Saved entries
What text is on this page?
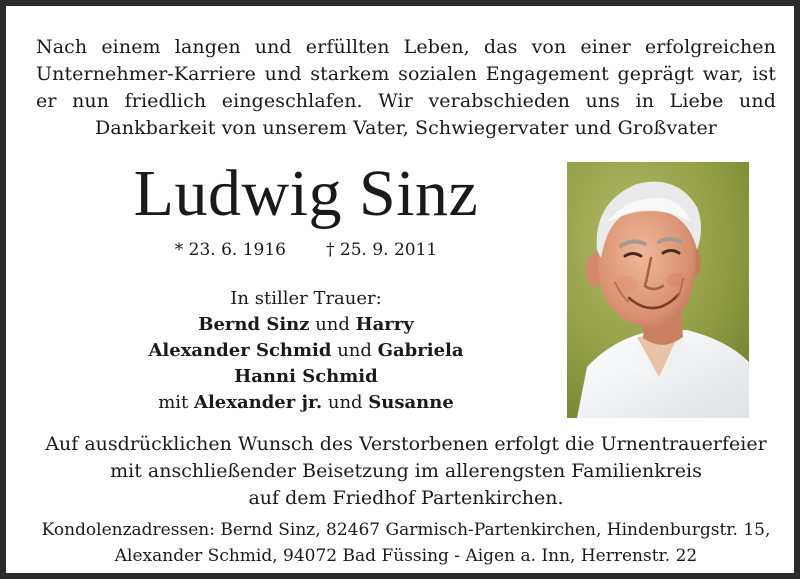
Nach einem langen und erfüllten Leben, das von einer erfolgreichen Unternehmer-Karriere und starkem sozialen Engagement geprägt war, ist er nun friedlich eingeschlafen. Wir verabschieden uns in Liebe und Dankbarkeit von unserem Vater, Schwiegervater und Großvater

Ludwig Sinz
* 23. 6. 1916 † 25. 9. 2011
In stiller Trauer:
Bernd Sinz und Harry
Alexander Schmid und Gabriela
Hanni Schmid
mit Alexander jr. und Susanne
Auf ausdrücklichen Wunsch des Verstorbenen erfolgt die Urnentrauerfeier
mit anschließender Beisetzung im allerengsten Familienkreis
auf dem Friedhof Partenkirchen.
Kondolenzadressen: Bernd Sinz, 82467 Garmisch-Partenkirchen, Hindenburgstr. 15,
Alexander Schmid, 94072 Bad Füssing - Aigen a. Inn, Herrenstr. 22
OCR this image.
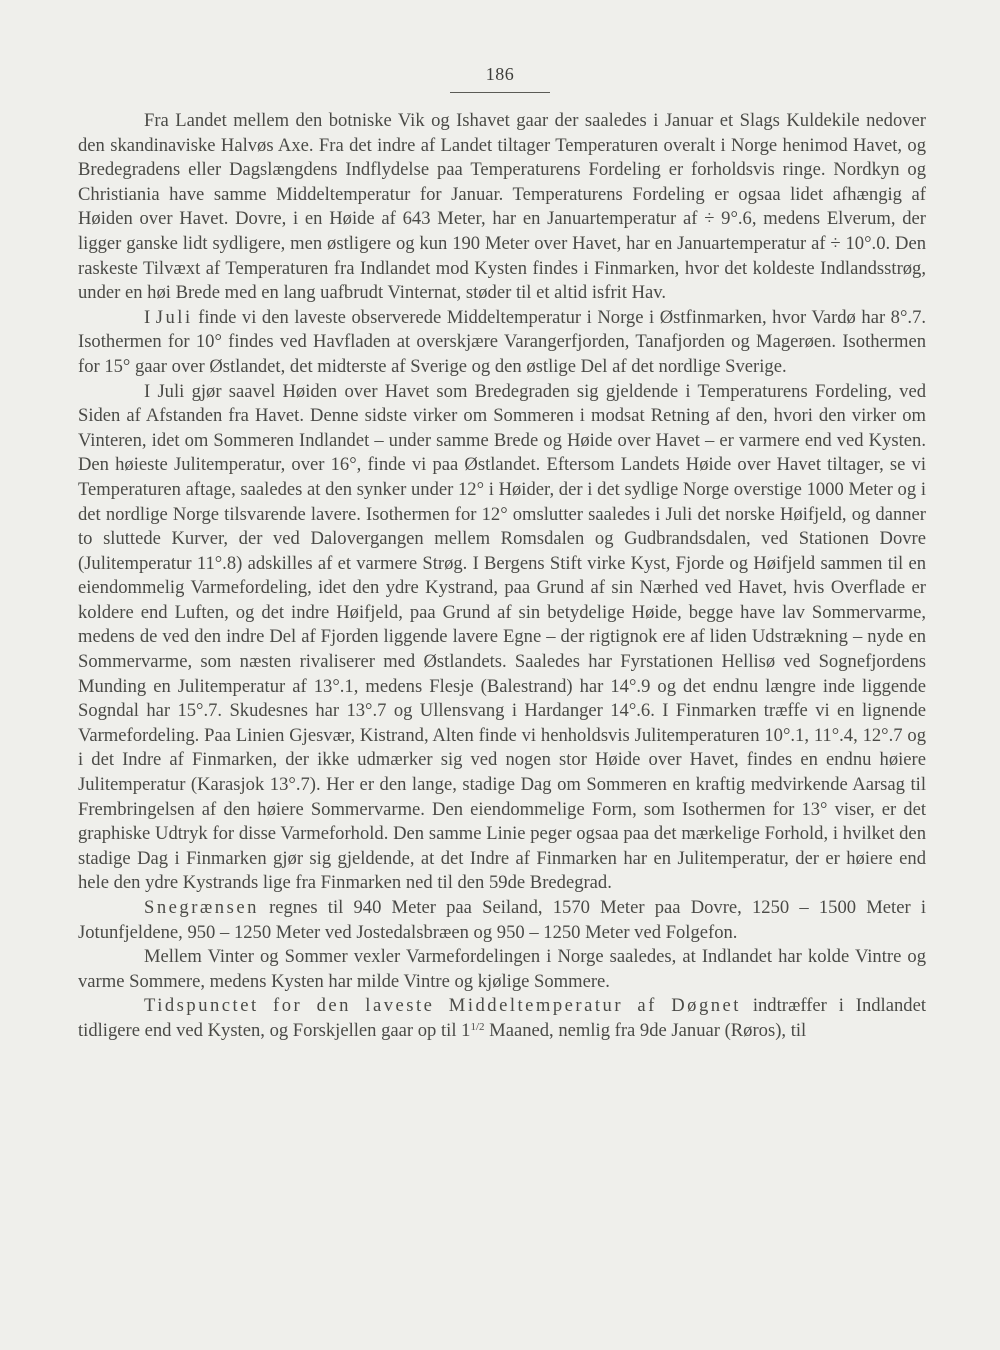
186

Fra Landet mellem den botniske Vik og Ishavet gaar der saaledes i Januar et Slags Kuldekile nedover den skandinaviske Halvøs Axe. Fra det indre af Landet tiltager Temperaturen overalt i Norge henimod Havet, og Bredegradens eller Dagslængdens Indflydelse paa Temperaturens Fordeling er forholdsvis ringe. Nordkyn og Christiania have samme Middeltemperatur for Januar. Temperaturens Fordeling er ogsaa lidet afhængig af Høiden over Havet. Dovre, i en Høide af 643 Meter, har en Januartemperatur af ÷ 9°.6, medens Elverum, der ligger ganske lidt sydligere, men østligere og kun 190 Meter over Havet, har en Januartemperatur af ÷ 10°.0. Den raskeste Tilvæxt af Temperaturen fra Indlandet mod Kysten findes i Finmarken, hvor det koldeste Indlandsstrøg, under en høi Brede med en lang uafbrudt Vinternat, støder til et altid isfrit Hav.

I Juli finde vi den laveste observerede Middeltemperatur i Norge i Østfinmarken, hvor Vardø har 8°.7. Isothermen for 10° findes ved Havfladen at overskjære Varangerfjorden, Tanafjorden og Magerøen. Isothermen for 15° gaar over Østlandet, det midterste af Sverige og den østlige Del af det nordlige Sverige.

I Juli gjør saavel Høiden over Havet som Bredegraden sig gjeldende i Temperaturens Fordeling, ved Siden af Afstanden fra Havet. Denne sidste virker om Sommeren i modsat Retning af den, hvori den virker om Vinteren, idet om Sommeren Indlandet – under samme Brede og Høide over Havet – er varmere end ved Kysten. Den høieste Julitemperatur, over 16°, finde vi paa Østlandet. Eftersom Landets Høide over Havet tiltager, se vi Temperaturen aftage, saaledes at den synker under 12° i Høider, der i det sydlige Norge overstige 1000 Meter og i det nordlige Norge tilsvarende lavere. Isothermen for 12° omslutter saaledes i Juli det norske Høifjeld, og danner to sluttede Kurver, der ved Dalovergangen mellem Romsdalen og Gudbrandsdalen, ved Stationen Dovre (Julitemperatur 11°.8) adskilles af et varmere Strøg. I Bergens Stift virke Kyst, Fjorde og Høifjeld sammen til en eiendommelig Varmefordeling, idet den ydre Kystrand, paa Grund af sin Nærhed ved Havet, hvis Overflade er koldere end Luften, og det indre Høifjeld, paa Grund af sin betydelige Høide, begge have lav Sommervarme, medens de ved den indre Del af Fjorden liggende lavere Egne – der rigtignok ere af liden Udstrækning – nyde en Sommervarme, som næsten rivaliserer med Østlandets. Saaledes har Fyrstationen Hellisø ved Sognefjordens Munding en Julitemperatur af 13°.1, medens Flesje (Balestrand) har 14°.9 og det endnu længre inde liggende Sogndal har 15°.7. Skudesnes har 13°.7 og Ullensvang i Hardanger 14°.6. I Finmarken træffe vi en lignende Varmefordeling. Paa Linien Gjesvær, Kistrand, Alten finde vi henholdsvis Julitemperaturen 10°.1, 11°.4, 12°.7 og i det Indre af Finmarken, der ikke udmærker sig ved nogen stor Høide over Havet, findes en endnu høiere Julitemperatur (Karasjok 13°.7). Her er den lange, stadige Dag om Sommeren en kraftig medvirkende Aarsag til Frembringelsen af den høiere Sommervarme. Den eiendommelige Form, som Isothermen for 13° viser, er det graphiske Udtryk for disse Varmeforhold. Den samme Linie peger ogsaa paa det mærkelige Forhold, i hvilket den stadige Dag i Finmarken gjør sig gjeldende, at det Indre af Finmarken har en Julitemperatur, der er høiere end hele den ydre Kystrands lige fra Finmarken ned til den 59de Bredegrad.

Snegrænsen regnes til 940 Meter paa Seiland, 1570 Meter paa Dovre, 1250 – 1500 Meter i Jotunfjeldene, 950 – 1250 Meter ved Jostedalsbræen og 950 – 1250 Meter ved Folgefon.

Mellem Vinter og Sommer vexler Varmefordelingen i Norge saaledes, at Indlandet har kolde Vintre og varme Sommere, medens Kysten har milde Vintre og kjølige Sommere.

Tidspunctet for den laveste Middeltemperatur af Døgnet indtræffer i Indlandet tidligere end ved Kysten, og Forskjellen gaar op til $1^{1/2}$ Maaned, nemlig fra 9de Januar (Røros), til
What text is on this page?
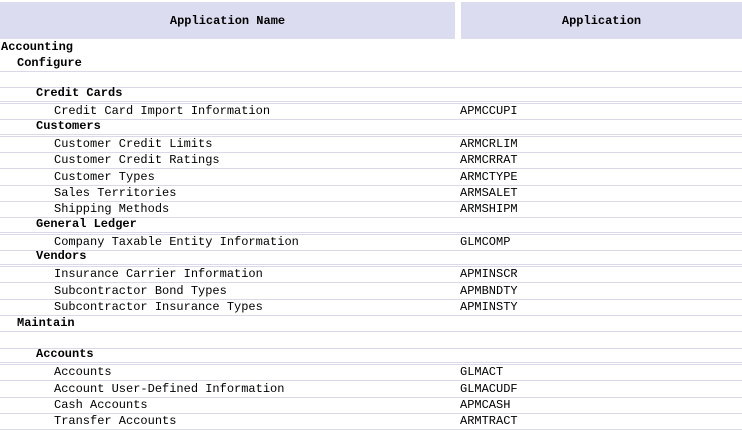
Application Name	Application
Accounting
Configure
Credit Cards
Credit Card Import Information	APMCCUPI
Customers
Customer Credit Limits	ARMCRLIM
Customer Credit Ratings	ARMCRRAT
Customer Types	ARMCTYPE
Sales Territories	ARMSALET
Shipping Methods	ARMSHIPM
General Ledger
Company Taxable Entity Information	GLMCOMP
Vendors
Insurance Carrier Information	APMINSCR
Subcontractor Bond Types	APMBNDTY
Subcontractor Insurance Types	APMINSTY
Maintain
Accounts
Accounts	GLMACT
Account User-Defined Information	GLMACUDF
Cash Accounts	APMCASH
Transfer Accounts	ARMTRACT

BRIEF: Which lines hold the word "Accounts"? Show each one.

SOLUTION FOR THIS EXERCISE:
Accounts
Accounts	GLMACT
Cash Accounts	APMCASH
Transfer Accounts	ARMTRACT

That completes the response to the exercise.